EXERCISE BRIEF
Write out every entry, unchanged. Skip any picture.

━━━ INPUT DATA ━━━

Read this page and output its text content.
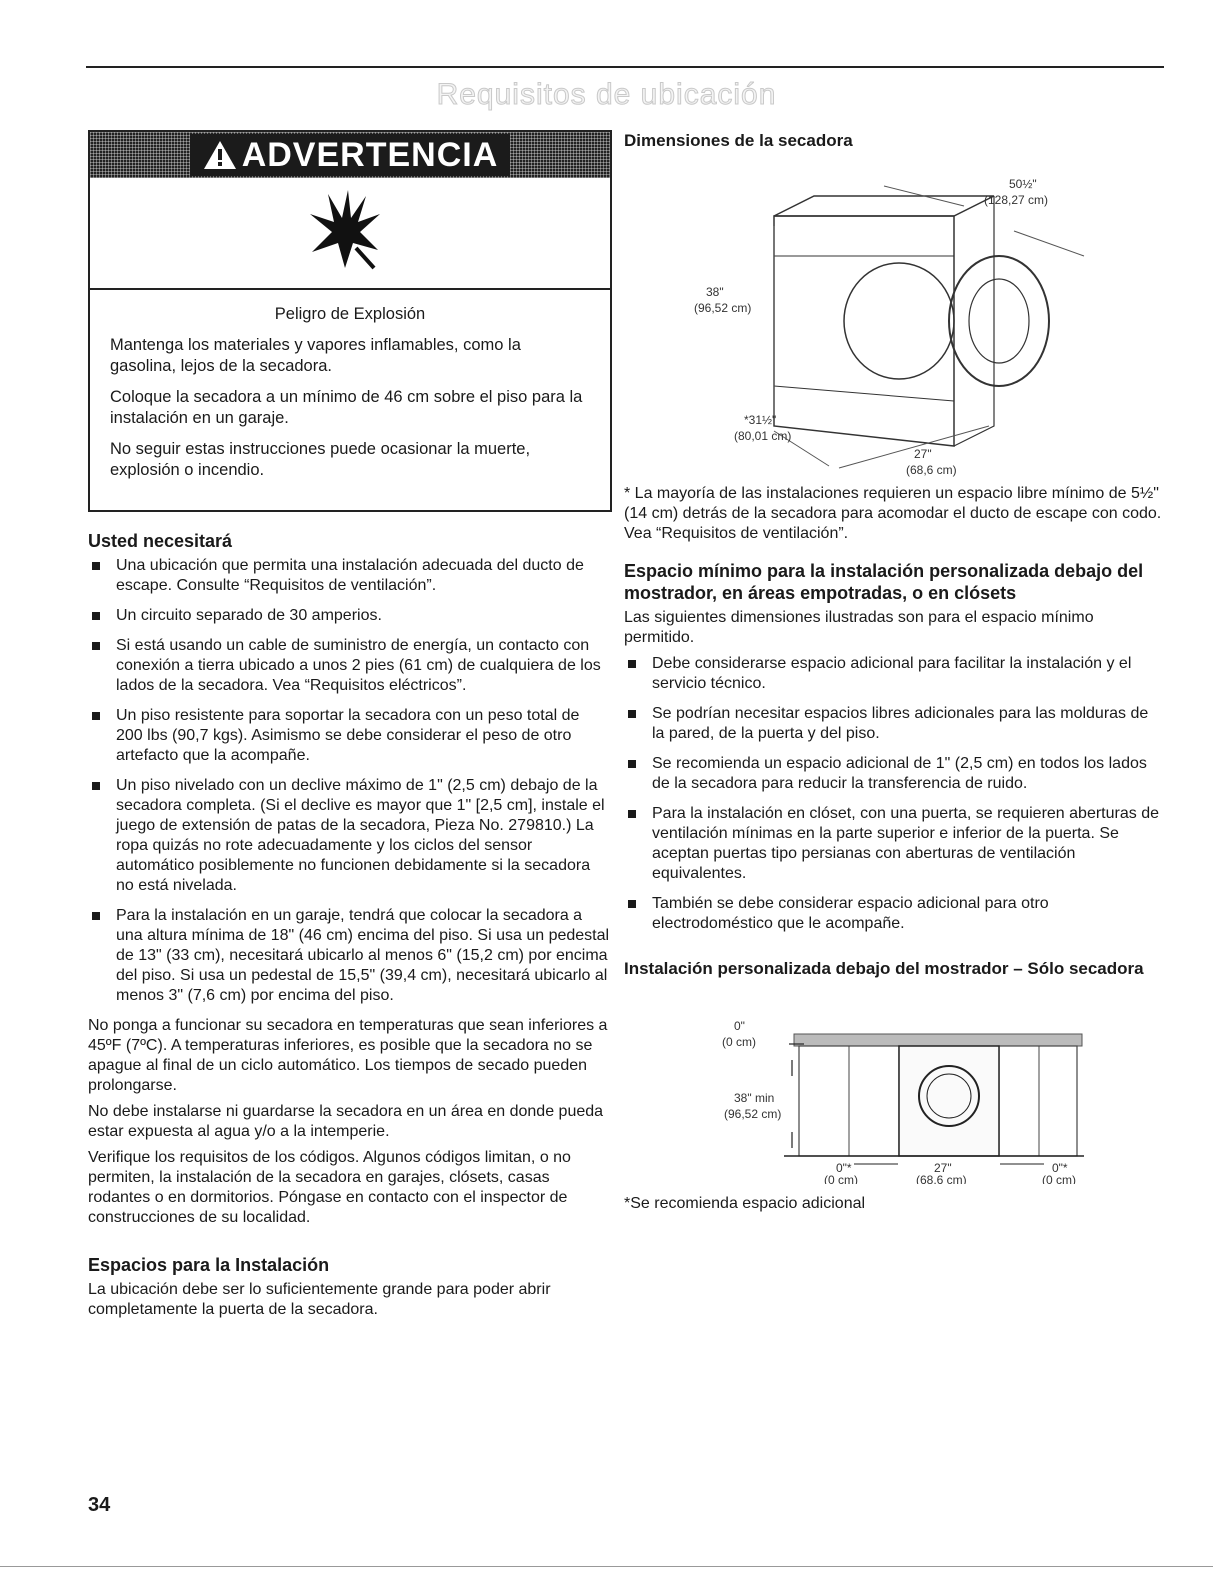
Requisitos de ubicación
ADVERTENCIA

Peligro de Explosión

Mantenga los materiales y vapores inflamables, como la gasolina, lejos de la secadora.

Coloque la secadora a un mínimo de 46 cm sobre el piso para la instalación en un garaje.

No seguir estas instrucciones puede ocasionar la muerte, explosión o incendio.

Usted necesitará
Una ubicación que permita una instalación adecuada del ducto de escape. Consulte “Requisitos de ventilación”.
Un circuito separado de 30 amperios.
Si está usando un cable de suministro de energía, un contacto con conexión a tierra ubicado a unos 2 pies (61 cm) de cualquiera de los lados de la secadora. Vea “Requisitos eléctricos”.
Un piso resistente para soportar la secadora con un peso total de 200 lbs (90,7 kgs). Asimismo se debe considerar el peso de otro artefacto que la acompañe.
Un piso nivelado con un declive máximo de 1" (2,5 cm) debajo de la secadora completa. (Si el declive es mayor que 1" [2,5 cm], instale el juego de extensión de patas de la secadora, Pieza No. 279810.) La ropa quizás no rote adecuadamente y los ciclos del sensor automático posiblemente no funcionen debidamente si la secadora no está nivelada.
Para la instalación en un garaje, tendrá que colocar la secadora a una altura mínima de 18" (46 cm) encima del piso. Si usa un pedestal de 13" (33 cm), necesitará ubicarlo al menos 6" (15,2 cm) por encima del piso. Si usa un pedestal de 15,5" (39,4 cm), necesitará ubicarlo al menos 3" (7,6 cm) por encima del piso.

No ponga a funcionar su secadora en temperaturas que sean inferiores a 45ºF (7ºC). A temperaturas inferiores, es posible que la secadora no se apague al final de un ciclo automático. Los tiempos de secado pueden prolongarse.

No debe instalarse ni guardarse la secadora en un área en donde pueda estar expuesta al agua y/o a la intemperie.

Verifique los requisitos de los códigos. Algunos códigos limitan, o no permiten, la instalación de la secadora en garajes, clósets, casas rodantes o en dormitorios. Póngase en contacto con el inspector de construcciones de su localidad.

Espacios para la Instalación

La ubicación debe ser lo suficientemente grande para poder abrir completamente la puerta de la secadora.

Dimensiones de la secadora
50½"
(128,27 cm)
38"
(96,52 cm)
*31½"
(80,01 cm)
27"
(68,6 cm)

* La mayoría de las instalaciones requieren un espacio libre mínimo de 5½" (14 cm) detrás de la secadora para acomodar el ducto de escape con codo. Vea “Requisitos de ventilación”.

Espacio mínimo para la instalación personalizada debajo del mostrador, en áreas empotradas, o en clósets

Las siguientes dimensiones ilustradas son para el espacio mínimo permitido.

Debe considerarse espacio adicional para facilitar la instalación y el servicio técnico.
Se podrían necesitar espacios libres adicionales para las molduras de la pared, de la puerta y del piso.
Se recomienda un espacio adicional de 1" (2,5 cm) en todos los lados de la secadora para reducir la transferencia de ruido.
Para la instalación en clóset, con una puerta, se requieren aberturas de ventilación mínimas en la parte superior e inferior de la puerta. Se aceptan puertas tipo persianas con aberturas de ventilación equivalentes.
También se debe considerar espacio adicional para otro electrodoméstico que le acompañe.
Instalación personalizada debajo del mostrador – Sólo secadora
0"
(0 cm)
38" min
(96,52 cm)
0"*
(0 cm)
27"
(68,6 cm)
0"*
(0 cm)

*Se recomienda espacio adicional

34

━━━

OUTPUT BELOW
Read this page and output its text content.
Requisitos de ubicación
ADVERTENCIA

Peligro de Explosión

Mantenga los materiales y vapores inflamables, como la gasolina, lejos de la secadora.

Coloque la secadora a un mínimo de 46 cm sobre el piso para la instalación en un garaje.

No seguir estas instrucciones puede ocasionar la muerte, explosión o incendio.

Usted necesitará
Una ubicación que permita una instalación adecuada del ducto de escape. Consulte “Requisitos de ventilación”.
Un circuito separado de 30 amperios.
Si está usando un cable de suministro de energía, un contacto con conexión a tierra ubicado a unos 2 pies (61 cm) de cualquiera de los lados de la secadora. Vea “Requisitos eléctricos”.
Un piso resistente para soportar la secadora con un peso total de 200 lbs (90,7 kgs). Asimismo se debe considerar el peso de otro artefacto que la acompañe.
Un piso nivelado con un declive máximo de 1" (2,5 cm) debajo de la secadora completa. (Si el declive es mayor que 1" [2,5 cm], instale el juego de extensión de patas de la secadora, Pieza No. 279810.) La ropa quizás no rote adecuadamente y los ciclos del sensor automático posiblemente no funcionen debidamente si la secadora no está nivelada.
Para la instalación en un garaje, tendrá que colocar la secadora a una altura mínima de 18" (46 cm) encima del piso. Si usa un pedestal de 13" (33 cm), necesitará ubicarlo al menos 6" (15,2 cm) por encima del piso. Si usa un pedestal de 15,5" (39,4 cm), necesitará ubicarlo al menos 3" (7,6 cm) por encima del piso.

No ponga a funcionar su secadora en temperaturas que sean inferiores a 45ºF (7ºC). A temperaturas inferiores, es posible que la secadora no se apague al final de un ciclo automático. Los tiempos de secado pueden prolongarse.

No debe instalarse ni guardarse la secadora en un área en donde pueda estar expuesta al agua y/o a la intemperie.

Verifique los requisitos de los códigos. Algunos códigos limitan, o no permiten, la instalación de la secadora en garajes, clósets, casas rodantes o en dormitorios. Póngase en contacto con el inspector de construcciones de su localidad.

Espacios para la Instalación

La ubicación debe ser lo suficientemente grande para poder abrir completamente la puerta de la secadora.

Dimensiones de la secadora
50½"
(128,27 cm)
38"
(96,52 cm)
*31½"
(80,01 cm)
27"
(68,6 cm)

* La mayoría de las instalaciones requieren un espacio libre mínimo de 5½" (14 cm) detrás de la secadora para acomodar el ducto de escape con codo. Vea “Requisitos de ventilación”.

Espacio mínimo para la instalación personalizada debajo del mostrador, en áreas empotradas, o en clósets

Las siguientes dimensiones ilustradas son para el espacio mínimo permitido.

Debe considerarse espacio adicional para facilitar la instalación y el servicio técnico.
Se podrían necesitar espacios libres adicionales para las molduras de la pared, de la puerta y del piso.
Se recomienda un espacio adicional de 1" (2,5 cm) en todos los lados de la secadora para reducir la transferencia de ruido.
Para la instalación en clóset, con una puerta, se requieren aberturas de ventilación mínimas en la parte superior e inferior de la puerta. Se aceptan puertas tipo persianas con aberturas de ventilación equivalentes.
También se debe considerar espacio adicional para otro electrodoméstico que le acompañe.
Instalación personalizada debajo del mostrador – Sólo secadora
0"
(0 cm)
38" min
(96,52 cm)
0"*
(0 cm)
27"
(68,6 cm)
0"*
(0 cm)

*Se recomienda espacio adicional

34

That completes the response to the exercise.